### Exercise task
From the listing below, pull out the lines that hold "KBytes".

### Items
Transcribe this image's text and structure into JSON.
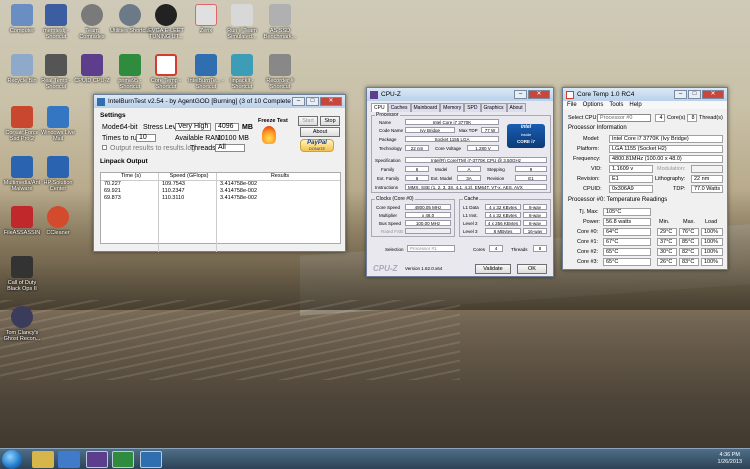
{
  "desktop": {
    "icons": [
      {
        "label": "Computer",
        "color": "#6a8ec2"
      },
      {
        "label": "memtestj - Shortcut",
        "color": "#3c5ea0"
      },
      {
        "label": "Team Comrades",
        "color": "#7a7a7a"
      },
      {
        "label": "Utilities Shortcut",
        "color": "#6c7a88"
      },
      {
        "label": "EVGA E-LEET TUNING UT...",
        "color": "#222"
      },
      {
        "label": "Zenx",
        "color": "#e0e0e0"
      },
      {
        "label": "Run # Team Simulated...",
        "color": "#d8d8d8"
      },
      {
        "label": "AS SSD Benchmark...",
        "color": "#b0b0b0"
      },
      {
        "label": "Recycle Bin",
        "color": "#8ea9c9"
      },
      {
        "label": "Real Temp - Shortcut",
        "color": "#555"
      },
      {
        "label": "CPUID CPU-Z",
        "color": "#5d3e8c"
      },
      {
        "label": "prime95 - Shortcut",
        "color": "#2f8c3f"
      },
      {
        "label": "Core Temp - Shortcut",
        "color": "#d23d2d"
      },
      {
        "label": "IntelBurnTe... - Shortcut",
        "color": "#2f6fb0"
      },
      {
        "label": "linpackIt - Shortcut",
        "color": "#3d9db7"
      },
      {
        "label": "Recorder # Shortcut",
        "color": "#888"
      },
      {
        "label": "Corsair Force Ssd Pro 2",
        "color": "#c9472f"
      },
      {
        "label": "Windows Live Mail",
        "color": "#3476c2"
      },
      {
        "label": "Multimedia/Ant Malware",
        "color": "#2a63b0"
      },
      {
        "label": "HP Solution Center",
        "color": "#2a63b0"
      },
      {
        "label": "FileASSASSIN",
        "color": "#c0282b"
      },
      {
        "label": "CCleaner",
        "color": "#d34a2c"
      },
      {
        "label": "Call of Duty Black Ops II",
        "color": "#333"
      },
      {
        "label": "Tom Clancy's Ghost Recon...",
        "color": "#3b3b5c"
      }
    ]
  },
  "ibt": {
    "title": "IntelBurnTest v2.54 - by AgentGOD [Burning] (3 of 10 Completed)",
    "settings_label": "Settings",
    "mode_label": "Mode:",
    "mode_value": "64-bit",
    "stress_label": "Stress Level:",
    "stress_value": "Very High",
    "mem_value": "4096",
    "mem_unit": "MB",
    "times_label": "Times to run:",
    "times_value": "10",
    "ram_label": "Available RAM:",
    "ram_value": "10100 MB",
    "threads_label": "Threads:",
    "threads_value": "All",
    "output_label": "Output results to results.log",
    "start_label": "Start",
    "stop_label": "Stop",
    "about_label": "About",
    "freeze_label": "Freeze Test",
    "paypal_label": "PayPal",
    "donate_label": "DONATE",
    "linpack_label": "Linpack Output",
    "columns": [
      "Time (s)",
      "Speed (GFlops)",
      "Results"
    ],
    "rows": [
      [
        "70.227",
        "109.7543",
        "3.414758e-002"
      ],
      [
        "69.921",
        "110.2347",
        "3.414758e-002"
      ],
      [
        "69.873",
        "110.3110",
        "3.414758e-002"
      ]
    ]
  },
  "cpuz": {
    "title": "CPU-Z",
    "tabs": [
      "CPU",
      "Caches",
      "Mainboard",
      "Memory",
      "SPD",
      "Graphics",
      "About"
    ],
    "processor_legend": "Processor",
    "name_label": "Name",
    "name_value": "Intel Core i7 3770K",
    "codename_label": "Code Name",
    "codename_value": "Ivy Bridge",
    "maxtdp_label": "Max TDP",
    "maxtdp_value": "77 W",
    "package_label": "Package",
    "package_value": "Socket 1155 LGA",
    "tech_label": "Technology",
    "tech_value": "22 nm",
    "voltage_label": "Core Voltage",
    "voltage_value": "1.280 V",
    "spec_label": "Specification",
    "spec_value": "Intel(R) Core(TM) i7-3770K CPU @ 3.50GHz",
    "family_label": "Family",
    "family_value": "6",
    "model_label": "Model",
    "model_value": "A",
    "stepping_label": "Stepping",
    "stepping_value": "9",
    "extfam_label": "Ext. Family",
    "extfam_value": "6",
    "extmodel_label": "Ext. Model",
    "extmodel_value": "3A",
    "revision_label": "Revision",
    "revision_value": "E1",
    "instr_label": "Instructions",
    "instr_value": "MMX, SSE (1, 2, 3, 3S, 4.1, 4.2), EM64T, VT-x, AES, AVX",
    "clocks_legend": "Clocks (Core #0)",
    "corespeed_label": "Core Speed",
    "corespeed_value": "4800.05 MHz",
    "mult_label": "Multiplier",
    "mult_value": "x 48.0",
    "bus_label": "Bus Speed",
    "bus_value": "100.00 MHz",
    "ratedfsb_label": "Rated FSB",
    "cache_legend": "Cache",
    "l1d_label": "L1 Data",
    "l1d_value": "4 x 32 KBytes",
    "l1d_way": "8-way",
    "l1i_label": "L1 Inst.",
    "l1i_value": "4 x 32 KBytes",
    "l1i_way": "8-way",
    "l2_label": "Level 2",
    "l2_value": "4 x 256 KBytes",
    "l2_way": "8-way",
    "l3_label": "Level 3",
    "l3_value": "8 MBytes",
    "l3_way": "16-way",
    "selection_label": "Selection",
    "selection_value": "Processor #1",
    "cores_label": "Cores",
    "cores_value": "4",
    "threads_label": "Threads",
    "threads_value": "8",
    "logo": "CPU-Z",
    "version": "Version 1.62.0.x64",
    "validate_label": "Validate",
    "ok_label": "OK",
    "intel_text_1": "intel",
    "intel_text_2": "inside",
    "intel_text_3": "CORE i7"
  },
  "coretemp": {
    "title": "Core Temp 1.0 RC4",
    "menu": [
      "File",
      "Options",
      "Tools",
      "Help"
    ],
    "select_cpu_label": "Select CPU:",
    "select_cpu_value": "Processor #0",
    "cores_value": "4",
    "cores_label": "Core(s)",
    "threads_value": "8",
    "threads_label": "Thread(s)",
    "proc_info_label": "Processor Information",
    "model_label": "Model:",
    "model_value": "Intel Core i7 3770K (Ivy Bridge)",
    "platform_label": "Platform:",
    "platform_value": "LGA 1155 (Socket H2)",
    "freq_label": "Frequency:",
    "freq_value": "4800.81MHz (100.00 x 48.0)",
    "vid_label": "VID:",
    "vid_value": "1.1609 v",
    "modulation_label": "Modulation:",
    "revision_label": "Revision:",
    "revision_value": "E1",
    "litho_label": "Lithography:",
    "litho_value": "22 nm",
    "cpuid_label": "CPUID:",
    "cpuid_value": "0x306A9",
    "tdp_label": "TDP:",
    "tdp_value": "77.0 Watts",
    "readings_label": "Processor #0: Temperature Readings",
    "tjmax_label": "Tj. Max:",
    "tjmax_value": "105°C",
    "power_label": "Power:",
    "power_value": "56.8 watts",
    "cols": [
      "Min.",
      "Max.",
      "Load"
    ],
    "cores": [
      {
        "label": "Core #0:",
        "temp": "64°C",
        "min": "29°C",
        "max": "76°C",
        "load": "100%"
      },
      {
        "label": "Core #1:",
        "temp": "67°C",
        "min": "37°C",
        "max": "85°C",
        "load": "100%"
      },
      {
        "label": "Core #2:",
        "temp": "65°C",
        "min": "30°C",
        "max": "82°C",
        "load": "100%"
      },
      {
        "label": "Core #3:",
        "temp": "65°C",
        "min": "26°C",
        "max": "83°C",
        "load": "100%"
      }
    ]
  },
  "taskbar": {
    "time": "4:36 PM",
    "date": "1/26/2013"
  }
}
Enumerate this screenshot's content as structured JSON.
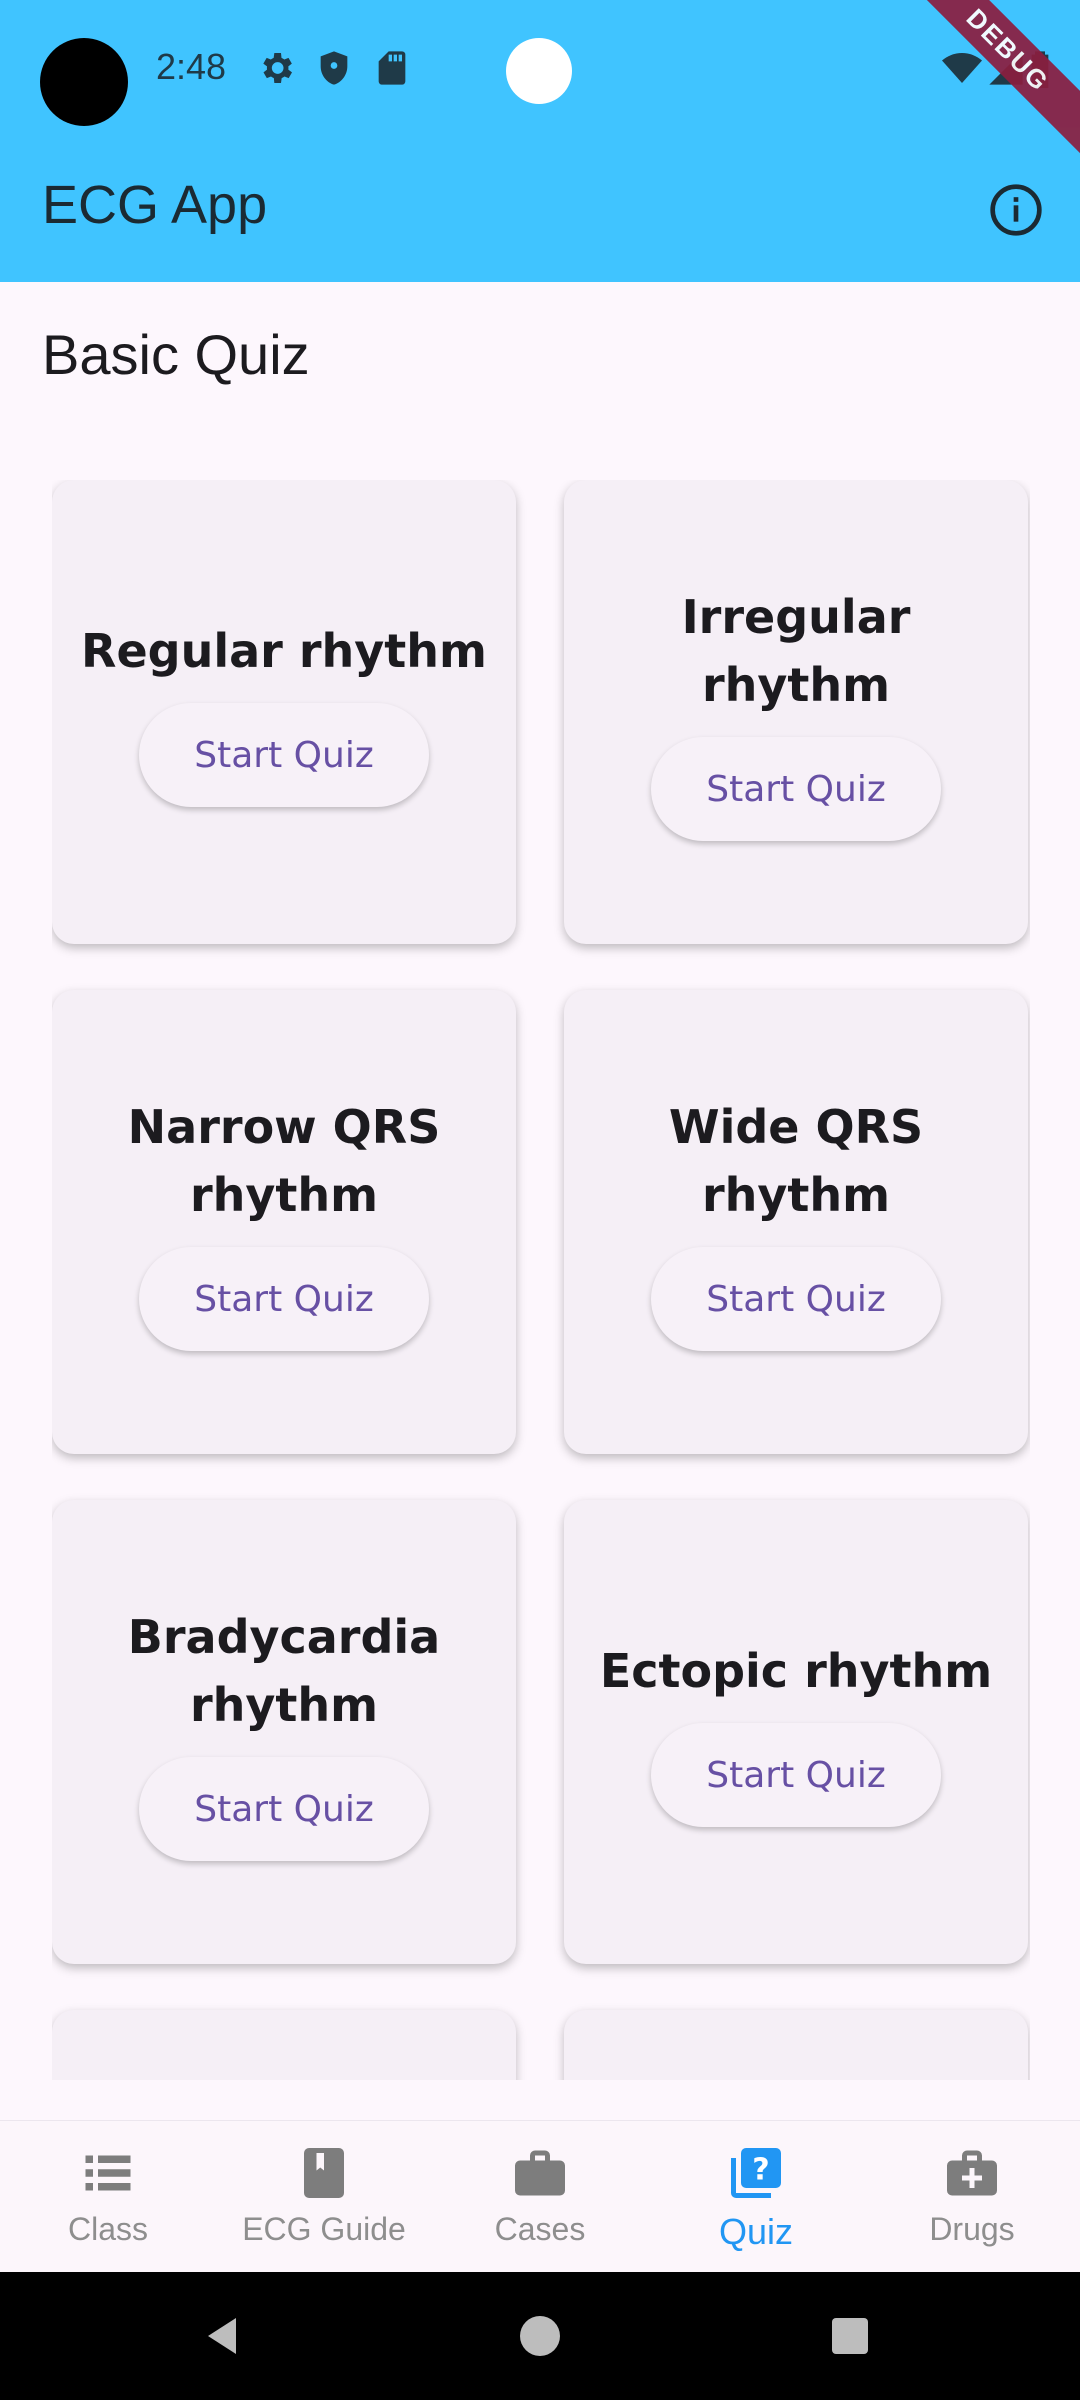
{
  "status_bar": {
    "time": "2:48",
    "icons": [
      "settings-icon",
      "shield-icon",
      "sd-card-icon",
      "wifi-icon",
      "signal-icon",
      "battery-icon"
    ],
    "debug_banner": "DEBUG"
  },
  "app_bar": {
    "title": "ECG App",
    "action_icon": "info-icon",
    "color": "#40c4ff"
  },
  "page": {
    "title": "Basic Quiz"
  },
  "quiz_cards": [
    {
      "title": "Regular rhythm",
      "button": "Start Quiz"
    },
    {
      "title": "Irregular rhythm",
      "button": "Start Quiz"
    },
    {
      "title": "Narrow QRS rhythm",
      "button": "Start Quiz"
    },
    {
      "title": "Wide QRS rhythm",
      "button": "Start Quiz"
    },
    {
      "title": "Bradycardia rhythm",
      "button": "Start Quiz"
    },
    {
      "title": "Ectopic rhythm",
      "button": "Start Quiz"
    }
  ],
  "bottom_nav": {
    "items": [
      {
        "label": "Class",
        "icon": "list-icon"
      },
      {
        "label": "ECG Guide",
        "icon": "book-icon"
      },
      {
        "label": "Cases",
        "icon": "briefcase-icon"
      },
      {
        "label": "Quiz",
        "icon": "quiz-icon"
      },
      {
        "label": "Drugs",
        "icon": "medical-bag-icon"
      }
    ],
    "active_index": 3,
    "active_color": "#2196f3"
  },
  "system_nav": {
    "buttons": [
      "back-icon",
      "home-icon",
      "recents-icon"
    ]
  }
}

### Correct output
    "l1d_value": "4 x 32 KBytes",
    "l1i_value": "4 x 32 KBytes",
    "l2_value": "4 x 256 KBytes",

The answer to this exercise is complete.